** Start of DATASET **

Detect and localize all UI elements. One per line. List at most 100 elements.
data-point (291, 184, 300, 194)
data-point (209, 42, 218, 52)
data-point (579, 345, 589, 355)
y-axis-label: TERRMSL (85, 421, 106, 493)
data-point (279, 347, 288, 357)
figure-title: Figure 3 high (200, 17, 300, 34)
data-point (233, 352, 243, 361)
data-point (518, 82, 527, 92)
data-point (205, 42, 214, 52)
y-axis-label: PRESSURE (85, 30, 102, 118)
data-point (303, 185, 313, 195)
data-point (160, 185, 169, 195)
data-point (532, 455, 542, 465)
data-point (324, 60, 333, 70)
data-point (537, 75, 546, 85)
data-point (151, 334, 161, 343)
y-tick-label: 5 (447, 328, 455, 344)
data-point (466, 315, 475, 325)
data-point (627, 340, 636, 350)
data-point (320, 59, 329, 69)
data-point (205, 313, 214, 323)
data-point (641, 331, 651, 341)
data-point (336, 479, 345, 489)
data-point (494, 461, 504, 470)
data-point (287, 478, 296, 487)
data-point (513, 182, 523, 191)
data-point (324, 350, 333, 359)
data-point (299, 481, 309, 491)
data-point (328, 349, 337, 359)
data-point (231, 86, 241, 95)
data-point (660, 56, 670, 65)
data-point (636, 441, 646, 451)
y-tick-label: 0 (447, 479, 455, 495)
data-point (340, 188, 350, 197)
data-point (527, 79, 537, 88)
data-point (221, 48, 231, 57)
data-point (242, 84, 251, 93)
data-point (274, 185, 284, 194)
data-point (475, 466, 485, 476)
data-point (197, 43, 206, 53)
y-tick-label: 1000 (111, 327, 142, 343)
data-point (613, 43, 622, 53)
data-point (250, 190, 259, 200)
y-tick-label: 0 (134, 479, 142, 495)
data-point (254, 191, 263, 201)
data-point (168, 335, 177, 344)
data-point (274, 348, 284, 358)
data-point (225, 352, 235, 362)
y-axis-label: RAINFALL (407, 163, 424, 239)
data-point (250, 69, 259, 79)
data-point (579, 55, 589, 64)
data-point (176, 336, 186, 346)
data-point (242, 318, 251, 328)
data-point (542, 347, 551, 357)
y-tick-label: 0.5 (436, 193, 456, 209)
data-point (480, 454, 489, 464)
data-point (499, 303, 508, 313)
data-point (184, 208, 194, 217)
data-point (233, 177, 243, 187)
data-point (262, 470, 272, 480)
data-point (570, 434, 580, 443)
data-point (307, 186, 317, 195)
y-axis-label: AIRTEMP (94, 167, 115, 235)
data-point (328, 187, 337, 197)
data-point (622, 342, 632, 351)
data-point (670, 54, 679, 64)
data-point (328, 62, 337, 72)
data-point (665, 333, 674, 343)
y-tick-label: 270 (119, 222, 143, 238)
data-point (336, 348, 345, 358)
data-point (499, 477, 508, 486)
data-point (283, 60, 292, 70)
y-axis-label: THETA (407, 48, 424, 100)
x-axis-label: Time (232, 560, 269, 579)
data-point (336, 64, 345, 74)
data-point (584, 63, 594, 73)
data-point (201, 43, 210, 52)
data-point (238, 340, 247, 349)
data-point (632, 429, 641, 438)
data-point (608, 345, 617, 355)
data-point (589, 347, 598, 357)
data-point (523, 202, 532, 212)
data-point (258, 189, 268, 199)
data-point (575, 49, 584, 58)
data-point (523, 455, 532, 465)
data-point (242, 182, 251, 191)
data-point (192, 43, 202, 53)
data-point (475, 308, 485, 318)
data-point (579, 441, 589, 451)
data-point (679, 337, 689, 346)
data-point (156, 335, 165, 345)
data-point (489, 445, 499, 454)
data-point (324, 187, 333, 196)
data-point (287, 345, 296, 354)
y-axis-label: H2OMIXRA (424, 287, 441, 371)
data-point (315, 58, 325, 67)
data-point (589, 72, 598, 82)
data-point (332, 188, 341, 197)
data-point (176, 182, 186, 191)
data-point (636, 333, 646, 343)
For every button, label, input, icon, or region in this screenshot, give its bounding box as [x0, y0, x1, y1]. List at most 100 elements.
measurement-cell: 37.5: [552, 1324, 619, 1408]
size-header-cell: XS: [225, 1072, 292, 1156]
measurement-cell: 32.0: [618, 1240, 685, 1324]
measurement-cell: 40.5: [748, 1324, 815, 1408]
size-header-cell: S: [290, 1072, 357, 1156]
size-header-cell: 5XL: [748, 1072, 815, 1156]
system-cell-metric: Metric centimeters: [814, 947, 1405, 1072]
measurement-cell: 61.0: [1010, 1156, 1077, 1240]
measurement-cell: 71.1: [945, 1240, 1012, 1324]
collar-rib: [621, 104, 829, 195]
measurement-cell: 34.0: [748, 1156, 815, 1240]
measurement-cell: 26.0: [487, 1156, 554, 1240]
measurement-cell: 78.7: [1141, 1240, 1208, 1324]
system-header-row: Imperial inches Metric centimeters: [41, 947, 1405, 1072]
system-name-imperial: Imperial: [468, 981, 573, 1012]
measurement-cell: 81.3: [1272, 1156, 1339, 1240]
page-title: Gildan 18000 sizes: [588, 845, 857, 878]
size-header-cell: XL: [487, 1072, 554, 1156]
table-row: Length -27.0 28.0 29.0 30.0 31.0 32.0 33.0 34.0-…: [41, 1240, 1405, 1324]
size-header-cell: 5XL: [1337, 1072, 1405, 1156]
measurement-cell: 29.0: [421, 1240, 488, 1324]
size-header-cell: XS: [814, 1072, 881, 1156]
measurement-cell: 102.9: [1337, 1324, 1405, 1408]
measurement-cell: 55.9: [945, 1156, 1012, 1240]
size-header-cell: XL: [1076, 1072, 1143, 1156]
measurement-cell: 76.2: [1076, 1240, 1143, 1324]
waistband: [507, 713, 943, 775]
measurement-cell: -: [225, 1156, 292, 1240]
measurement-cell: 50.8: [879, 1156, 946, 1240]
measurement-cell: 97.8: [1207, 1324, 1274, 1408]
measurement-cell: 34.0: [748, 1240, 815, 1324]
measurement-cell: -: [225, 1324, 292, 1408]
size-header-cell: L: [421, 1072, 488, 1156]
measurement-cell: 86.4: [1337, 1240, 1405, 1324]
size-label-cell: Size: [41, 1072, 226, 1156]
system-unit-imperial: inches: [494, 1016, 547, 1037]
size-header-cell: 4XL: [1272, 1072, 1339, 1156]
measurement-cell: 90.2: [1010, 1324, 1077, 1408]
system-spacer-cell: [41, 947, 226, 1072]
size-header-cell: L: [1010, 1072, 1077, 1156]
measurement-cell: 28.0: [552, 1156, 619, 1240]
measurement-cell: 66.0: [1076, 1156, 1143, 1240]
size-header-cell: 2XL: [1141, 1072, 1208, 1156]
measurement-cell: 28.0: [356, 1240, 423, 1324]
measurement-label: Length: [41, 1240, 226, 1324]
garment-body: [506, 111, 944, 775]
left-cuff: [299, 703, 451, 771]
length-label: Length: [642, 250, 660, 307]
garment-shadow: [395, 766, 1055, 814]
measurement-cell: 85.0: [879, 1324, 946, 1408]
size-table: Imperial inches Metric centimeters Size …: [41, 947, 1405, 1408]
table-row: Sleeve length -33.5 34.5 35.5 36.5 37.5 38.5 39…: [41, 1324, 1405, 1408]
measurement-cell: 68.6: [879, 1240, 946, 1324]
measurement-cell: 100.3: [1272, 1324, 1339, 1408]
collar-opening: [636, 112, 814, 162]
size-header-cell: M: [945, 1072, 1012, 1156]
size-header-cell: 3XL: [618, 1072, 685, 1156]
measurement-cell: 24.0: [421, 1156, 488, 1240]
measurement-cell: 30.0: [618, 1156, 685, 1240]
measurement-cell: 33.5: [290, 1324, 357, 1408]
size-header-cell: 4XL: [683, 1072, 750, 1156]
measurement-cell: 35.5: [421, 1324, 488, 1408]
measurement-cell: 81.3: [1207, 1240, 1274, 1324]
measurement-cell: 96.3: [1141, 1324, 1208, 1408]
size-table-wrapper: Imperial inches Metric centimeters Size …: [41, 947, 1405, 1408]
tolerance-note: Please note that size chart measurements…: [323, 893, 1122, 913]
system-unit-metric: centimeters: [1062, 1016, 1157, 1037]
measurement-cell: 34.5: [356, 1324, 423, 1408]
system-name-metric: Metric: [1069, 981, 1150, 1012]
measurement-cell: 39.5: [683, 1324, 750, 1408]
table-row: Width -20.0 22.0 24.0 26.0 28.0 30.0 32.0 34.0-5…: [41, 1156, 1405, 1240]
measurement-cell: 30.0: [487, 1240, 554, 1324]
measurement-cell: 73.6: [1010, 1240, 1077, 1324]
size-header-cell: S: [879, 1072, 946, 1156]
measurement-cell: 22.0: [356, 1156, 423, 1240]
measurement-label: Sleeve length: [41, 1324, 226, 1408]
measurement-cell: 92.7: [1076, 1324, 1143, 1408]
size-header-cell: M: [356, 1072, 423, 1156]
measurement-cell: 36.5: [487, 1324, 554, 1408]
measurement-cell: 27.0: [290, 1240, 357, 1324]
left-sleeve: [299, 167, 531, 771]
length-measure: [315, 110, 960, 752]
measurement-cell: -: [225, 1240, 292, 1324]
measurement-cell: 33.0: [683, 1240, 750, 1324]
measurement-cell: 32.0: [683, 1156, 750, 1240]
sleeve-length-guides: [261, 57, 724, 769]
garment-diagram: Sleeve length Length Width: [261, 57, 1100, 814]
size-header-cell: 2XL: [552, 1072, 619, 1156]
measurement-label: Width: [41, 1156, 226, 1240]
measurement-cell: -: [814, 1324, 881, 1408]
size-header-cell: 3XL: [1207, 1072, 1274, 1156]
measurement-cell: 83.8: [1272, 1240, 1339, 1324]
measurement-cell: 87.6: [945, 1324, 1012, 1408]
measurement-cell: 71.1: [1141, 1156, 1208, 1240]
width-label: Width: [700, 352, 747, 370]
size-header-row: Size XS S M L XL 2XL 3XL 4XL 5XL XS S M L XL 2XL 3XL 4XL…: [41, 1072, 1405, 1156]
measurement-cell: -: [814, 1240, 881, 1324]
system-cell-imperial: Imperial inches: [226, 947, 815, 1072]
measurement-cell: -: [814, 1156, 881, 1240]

** End of DATASET **

▶ **TASK DIRECTIONS**:
Format the records from their beginning through the line containing "data-point (665, 333, 674, 343)" as a numbered list, leaving out any blank lines.

▶ **RESULT OF THIS EXERCISE**:
1. Detect and localize all UI elements. One per line. List at most 100 elements.
2. data-point (291, 184, 300, 194)
3. data-point (209, 42, 218, 52)
4. data-point (579, 345, 589, 355)
5. y-axis-label: TERRMSL (85, 421, 106, 493)
6. data-point (279, 347, 288, 357)
7. figure-title: Figure 3 high (200, 17, 300, 34)
8. data-point (233, 352, 243, 361)
9. data-point (518, 82, 527, 92)
10. data-point (205, 42, 214, 52)
11. y-axis-label: PRESSURE (85, 30, 102, 118)
12. data-point (303, 185, 313, 195)
13. data-point (160, 185, 169, 195)
14. data-point (532, 455, 542, 465)
15. data-point (324, 60, 333, 70)
16. data-point (537, 75, 546, 85)
17. data-point (151, 334, 161, 343)
18. y-tick-label: 5 (447, 328, 455, 344)
19. data-point (466, 315, 475, 325)
20. data-point (627, 340, 636, 350)
21. data-point (320, 59, 329, 69)
22. data-point (205, 313, 214, 323)
23. data-point (641, 331, 651, 341)
24. data-point (336, 479, 345, 489)
25. data-point (494, 461, 504, 470)
26. data-point (287, 478, 296, 487)
27. data-point (513, 182, 523, 191)
28. data-point (324, 350, 333, 359)
29. data-point (299, 481, 309, 491)
30. data-point (328, 349, 337, 359)
31. data-point (231, 86, 241, 95)
32. data-point (660, 56, 670, 65)
33. data-point (636, 441, 646, 451)
34. y-tick-label: 0 (447, 479, 455, 495)
35. data-point (340, 188, 350, 197)
36. data-point (527, 79, 537, 88)
37. data-point (221, 48, 231, 57)
38. data-point (242, 84, 251, 93)
39. data-point (274, 185, 284, 194)
40. data-point (475, 466, 485, 476)
41. data-point (197, 43, 206, 53)
42. y-tick-label: 1000 (111, 327, 142, 343)
43. data-point (613, 43, 622, 53)
44. data-point (250, 190, 259, 200)
45. y-tick-label: 0 (134, 479, 142, 495)
46. data-point (254, 191, 263, 201)
47. data-point (168, 335, 177, 344)
48. data-point (274, 348, 284, 358)
49. data-point (225, 352, 235, 362)
50. y-axis-label: RAINFALL (407, 163, 424, 239)
51. data-point (250, 69, 259, 79)
52. data-point (579, 55, 589, 64)
53. data-point (176, 336, 186, 346)
54. data-point (242, 318, 251, 328)
55. data-point (542, 347, 551, 357)
56. y-tick-label: 0.5 (436, 193, 456, 209)
57. data-point (480, 454, 489, 464)
58. data-point (499, 303, 508, 313)
59. data-point (184, 208, 194, 217)
60. data-point (233, 177, 243, 187)
61. data-point (262, 470, 272, 480)
62. data-point (570, 434, 580, 443)
63. data-point (307, 186, 317, 195)
64. y-axis-label: AIRTEMP (94, 167, 115, 235)
65. data-point (328, 187, 337, 197)
66. data-point (622, 342, 632, 351)
67. data-point (670, 54, 679, 64)
68. data-point (328, 62, 337, 72)
69. data-point (665, 333, 674, 343)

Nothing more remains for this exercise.